**Written exercise:** Transcribe all records exactly.

**Given records:**
------------------------------------------------------------------------
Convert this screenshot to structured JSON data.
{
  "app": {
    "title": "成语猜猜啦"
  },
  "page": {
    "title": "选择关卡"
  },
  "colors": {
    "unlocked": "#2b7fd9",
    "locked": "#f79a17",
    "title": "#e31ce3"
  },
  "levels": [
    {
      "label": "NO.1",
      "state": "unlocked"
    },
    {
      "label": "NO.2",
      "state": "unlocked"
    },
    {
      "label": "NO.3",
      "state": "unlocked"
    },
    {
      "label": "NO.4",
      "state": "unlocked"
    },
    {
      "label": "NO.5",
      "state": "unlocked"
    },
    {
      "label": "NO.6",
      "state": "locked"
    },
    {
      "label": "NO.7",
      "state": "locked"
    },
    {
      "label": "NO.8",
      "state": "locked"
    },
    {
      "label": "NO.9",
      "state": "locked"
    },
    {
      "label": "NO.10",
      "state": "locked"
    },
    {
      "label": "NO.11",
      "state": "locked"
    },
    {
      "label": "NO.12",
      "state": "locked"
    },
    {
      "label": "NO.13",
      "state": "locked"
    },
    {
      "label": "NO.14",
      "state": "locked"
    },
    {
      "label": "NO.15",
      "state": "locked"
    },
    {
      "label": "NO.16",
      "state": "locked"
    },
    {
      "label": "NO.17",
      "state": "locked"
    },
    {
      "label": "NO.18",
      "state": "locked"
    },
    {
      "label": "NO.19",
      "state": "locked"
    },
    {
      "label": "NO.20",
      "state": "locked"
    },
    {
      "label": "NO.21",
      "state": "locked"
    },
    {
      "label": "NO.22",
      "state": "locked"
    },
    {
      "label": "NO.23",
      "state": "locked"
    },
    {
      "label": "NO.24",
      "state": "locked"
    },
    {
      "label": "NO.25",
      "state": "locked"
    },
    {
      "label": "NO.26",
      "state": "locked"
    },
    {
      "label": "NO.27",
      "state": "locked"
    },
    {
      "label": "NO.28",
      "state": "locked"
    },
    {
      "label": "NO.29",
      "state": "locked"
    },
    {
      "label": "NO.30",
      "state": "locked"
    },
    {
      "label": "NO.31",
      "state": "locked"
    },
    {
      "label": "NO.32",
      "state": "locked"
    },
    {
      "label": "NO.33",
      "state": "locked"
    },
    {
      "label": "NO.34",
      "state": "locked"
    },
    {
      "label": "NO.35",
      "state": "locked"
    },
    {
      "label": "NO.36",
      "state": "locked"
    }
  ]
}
------------------------------------------------------------------------
**Task result:**
Convert this screenshot to structured JSON data.
{
  "app": {
    "title": "成语猜猜啦"
  },
  "page": {
    "title": "选择关卡"
  },
  "colors": {
    "unlocked": "#2b7fd9",
    "locked": "#f79a17",
    "title": "#e31ce3"
  },
  "levels": [
    {
      "label": "NO.1",
      "state": "unlocked"
    },
    {
      "label": "NO.2",
      "state": "unlocked"
    },
    {
      "label": "NO.3",
      "state": "unlocked"
    },
    {
      "label": "NO.4",
      "state": "unlocked"
    },
    {
      "label": "NO.5",
      "state": "unlocked"
    },
    {
      "label": "NO.6",
      "state": "locked"
    },
    {
      "label": "NO.7",
      "state": "locked"
    },
    {
      "label": "NO.8",
      "state": "locked"
    },
    {
      "label": "NO.9",
      "state": "locked"
    },
    {
      "label": "NO.10",
      "state": "locked"
    },
    {
      "label": "NO.11",
      "state": "locked"
    },
    {
      "label": "NO.12",
      "state": "locked"
    },
    {
      "label": "NO.13",
      "state": "locked"
    },
    {
      "label": "NO.14",
      "state": "locked"
    },
    {
      "label": "NO.15",
      "state": "locked"
    },
    {
      "label": "NO.16",
      "state": "locked"
    },
    {
      "label": "NO.17",
      "state": "locked"
    },
    {
      "label": "NO.18",
      "state": "locked"
    },
    {
      "label": "NO.19",
      "state": "locked"
    },
    {
      "label": "NO.20",
      "state": "locked"
    },
    {
      "label": "NO.21",
      "state": "locked"
    },
    {
      "label": "NO.22",
      "state": "locked"
    },
    {
      "label": "NO.23",
      "state": "locked"
    },
    {
      "label": "NO.24",
      "state": "locked"
    },
    {
      "label": "NO.25",
      "state": "locked"
    },
    {
      "label": "NO.26",
      "state": "locked"
    },
    {
      "label": "NO.27",
      "state": "locked"
    },
    {
      "label": "NO.28",
      "state": "locked"
    },
    {
      "label": "NO.29",
      "state": "locked"
    },
    {
      "label": "NO.30",
      "state": "locked"
    },
    {
      "label": "NO.31",
      "state": "locked"
    },
    {
      "label": "NO.32",
      "state": "locked"
    },
    {
      "label": "NO.33",
      "state": "locked"
    },
    {
      "label": "NO.34",
      "state": "locked"
    },
    {
      "label": "NO.35",
      "state": "locked"
    },
    {
      "label": "NO.36",
      "state": "locked"
    }
  ]
}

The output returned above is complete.